[TASK BRIEF]
Please check every line of the listing for "Blue" and copy each line where it is found.

------ DATASET ------

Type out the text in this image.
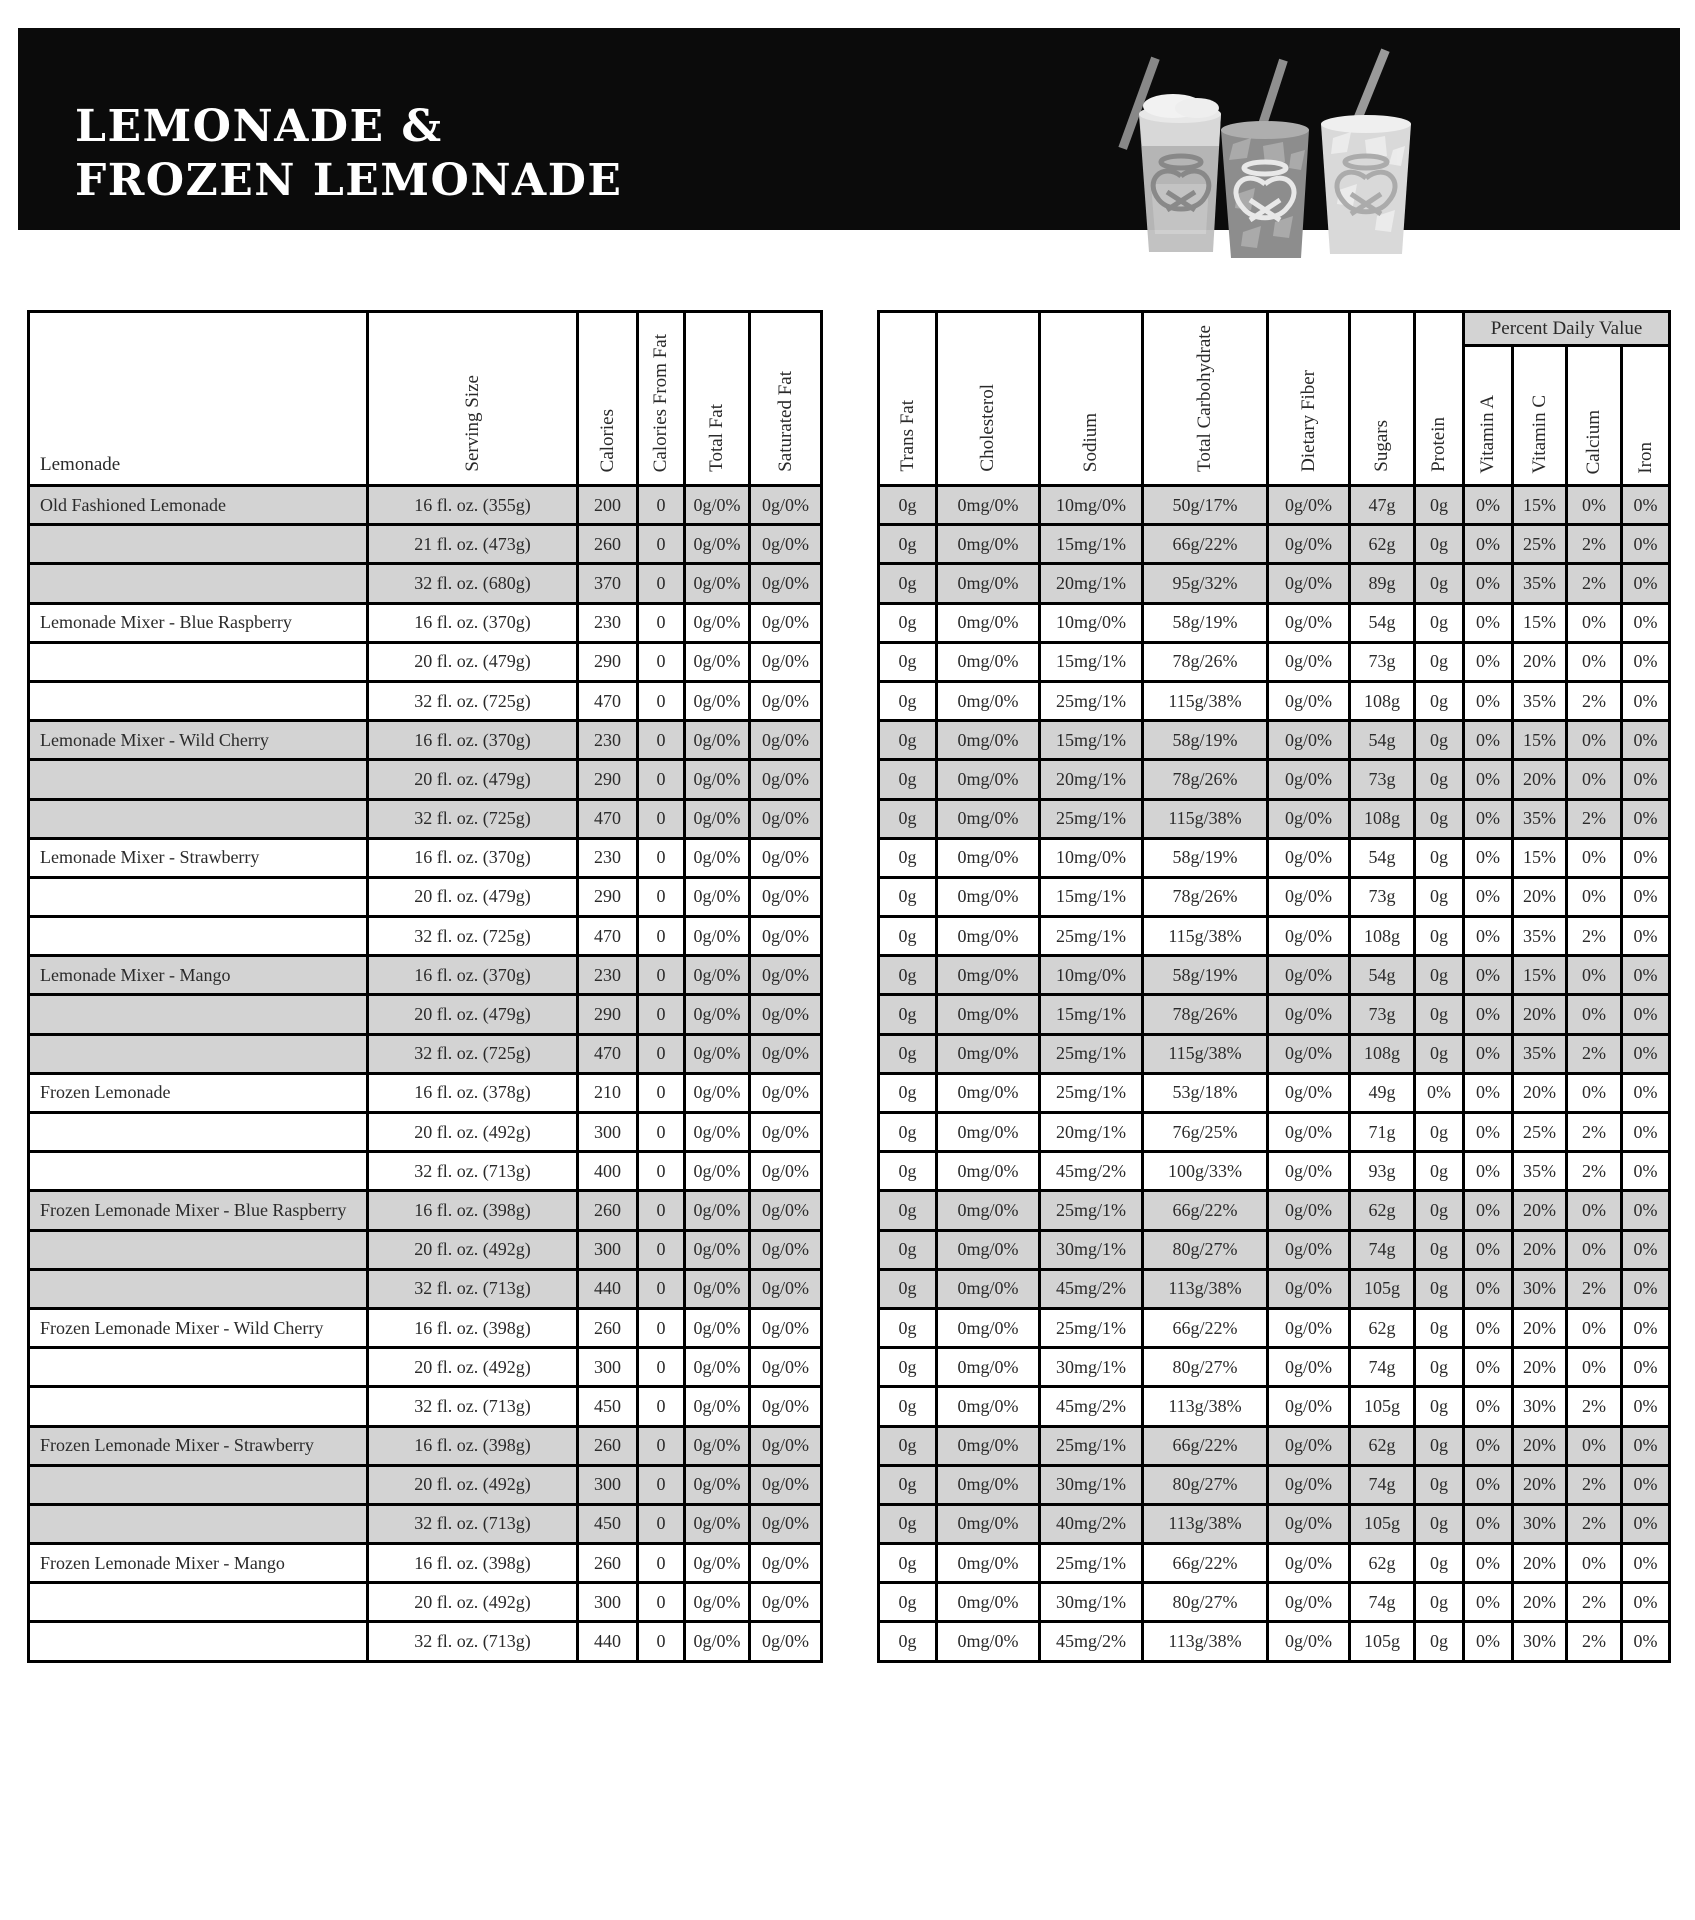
LEMONADE &
FROZEN LEMONADE
Lemonade	Serving Size	Calories	Calories From Fat	Total Fat	Saturated Fat

Old Fashioned Lemonade	16 fl. oz. (355g)	200	0	0g/0%	0g/0%
	21 fl. oz. (473g)	260	0	0g/0%	0g/0%
	32 fl. oz. (680g)	370	0	0g/0%	0g/0%
Lemonade Mixer - Blue Raspberry	16 fl. oz. (370g)	230	0	0g/0%	0g/0%
	20 fl. oz. (479g)	290	0	0g/0%	0g/0%
	32 fl. oz. (725g)	470	0	0g/0%	0g/0%
Lemonade Mixer - Wild Cherry	16 fl. oz. (370g)	230	0	0g/0%	0g/0%
	20 fl. oz. (479g)	290	0	0g/0%	0g/0%
	32 fl. oz. (725g)	470	0	0g/0%	0g/0%
Lemonade Mixer - Strawberry	16 fl. oz. (370g)	230	0	0g/0%	0g/0%
	20 fl. oz. (479g)	290	0	0g/0%	0g/0%
	32 fl. oz. (725g)	470	0	0g/0%	0g/0%
Lemonade Mixer - Mango	16 fl. oz. (370g)	230	0	0g/0%	0g/0%
	20 fl. oz. (479g)	290	0	0g/0%	0g/0%
	32 fl. oz. (725g)	470	0	0g/0%	0g/0%
Frozen Lemonade	16 fl. oz. (378g)	210	0	0g/0%	0g/0%
	20 fl. oz. (492g)	300	0	0g/0%	0g/0%
	32 fl. oz. (713g)	400	0	0g/0%	0g/0%
Frozen Lemonade Mixer - Blue Raspberry	16 fl. oz. (398g)	260	0	0g/0%	0g/0%
	20 fl. oz. (492g)	300	0	0g/0%	0g/0%
	32 fl. oz. (713g)	440	0	0g/0%	0g/0%
Frozen Lemonade Mixer - Wild Cherry	16 fl. oz. (398g)	260	0	0g/0%	0g/0%
	20 fl. oz. (492g)	300	0	0g/0%	0g/0%
	32 fl. oz. (713g)	450	0	0g/0%	0g/0%
Frozen Lemonade Mixer - Strawberry	16 fl. oz. (398g)	260	0	0g/0%	0g/0%
	20 fl. oz. (492g)	300	0	0g/0%	0g/0%
	32 fl. oz. (713g)	450	0	0g/0%	0g/0%
Frozen Lemonade Mixer - Mango	16 fl. oz. (398g)	260	0	0g/0%	0g/0%
	20 fl. oz. (492g)	300	0	0g/0%	0g/0%
	32 fl. oz. (713g)	440	0	0g/0%	0g/0%
Trans Fat	Cholesterol	Sodium	Total Carbohydrate	Dietary Fiber	Sugars	Protein	Percent Daily Value			

							Vitamin A	Vitamin C	Calcium	Iron

0g	0mg/0%	10mg/0%	50g/17%	0g/0%	47g	0g	0%	15%	0%	0%
0g	0mg/0%	15mg/1%	66g/22%	0g/0%	62g	0g	0%	25%	2%	0%
0g	0mg/0%	20mg/1%	95g/32%	0g/0%	89g	0g	0%	35%	2%	0%
0g	0mg/0%	10mg/0%	58g/19%	0g/0%	54g	0g	0%	15%	0%	0%
0g	0mg/0%	15mg/1%	78g/26%	0g/0%	73g	0g	0%	20%	0%	0%
0g	0mg/0%	25mg/1%	115g/38%	0g/0%	108g	0g	0%	35%	2%	0%
0g	0mg/0%	15mg/1%	58g/19%	0g/0%	54g	0g	0%	15%	0%	0%
0g	0mg/0%	20mg/1%	78g/26%	0g/0%	73g	0g	0%	20%	0%	0%
0g	0mg/0%	25mg/1%	115g/38%	0g/0%	108g	0g	0%	35%	2%	0%
0g	0mg/0%	10mg/0%	58g/19%	0g/0%	54g	0g	0%	15%	0%	0%
0g	0mg/0%	15mg/1%	78g/26%	0g/0%	73g	0g	0%	20%	0%	0%
0g	0mg/0%	25mg/1%	115g/38%	0g/0%	108g	0g	0%	35%	2%	0%
0g	0mg/0%	10mg/0%	58g/19%	0g/0%	54g	0g	0%	15%	0%	0%
0g	0mg/0%	15mg/1%	78g/26%	0g/0%	73g	0g	0%	20%	0%	0%
0g	0mg/0%	25mg/1%	115g/38%	0g/0%	108g	0g	0%	35%	2%	0%
0g	0mg/0%	25mg/1%	53g/18%	0g/0%	49g	0%	0%	20%	0%	0%
0g	0mg/0%	20mg/1%	76g/25%	0g/0%	71g	0g	0%	25%	2%	0%
0g	0mg/0%	45mg/2%	100g/33%	0g/0%	93g	0g	0%	35%	2%	0%
0g	0mg/0%	25mg/1%	66g/22%	0g/0%	62g	0g	0%	20%	0%	0%
0g	0mg/0%	30mg/1%	80g/27%	0g/0%	74g	0g	0%	20%	0%	0%
0g	0mg/0%	45mg/2%	113g/38%	0g/0%	105g	0g	0%	30%	2%	0%
0g	0mg/0%	25mg/1%	66g/22%	0g/0%	62g	0g	0%	20%	0%	0%
0g	0mg/0%	30mg/1%	80g/27%	0g/0%	74g	0g	0%	20%	0%	0%
0g	0mg/0%	45mg/2%	113g/38%	0g/0%	105g	0g	0%	30%	2%	0%
0g	0mg/0%	25mg/1%	66g/22%	0g/0%	62g	0g	0%	20%	0%	0%
0g	0mg/0%	30mg/1%	80g/27%	0g/0%	74g	0g	0%	20%	2%	0%
0g	0mg/0%	40mg/2%	113g/38%	0g/0%	105g	0g	0%	30%	2%	0%
0g	0mg/0%	25mg/1%	66g/22%	0g/0%	62g	0g	0%	20%	0%	0%
0g	0mg/0%	30mg/1%	80g/27%	0g/0%	74g	0g	0%	20%	2%	0%
0g	0mg/0%	45mg/2%	113g/38%	0g/0%	105g	0g	0%	30%	2%	0%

------

[ANSWER SPACE]
Lemonade Mixer - Blue Raspberry	16 fl. oz. (370g)	230	0	0g/0%	0g/0%
Frozen Lemonade Mixer - Blue Raspberry	16 fl. oz. (398g)	260	0	0g/0%	0g/0%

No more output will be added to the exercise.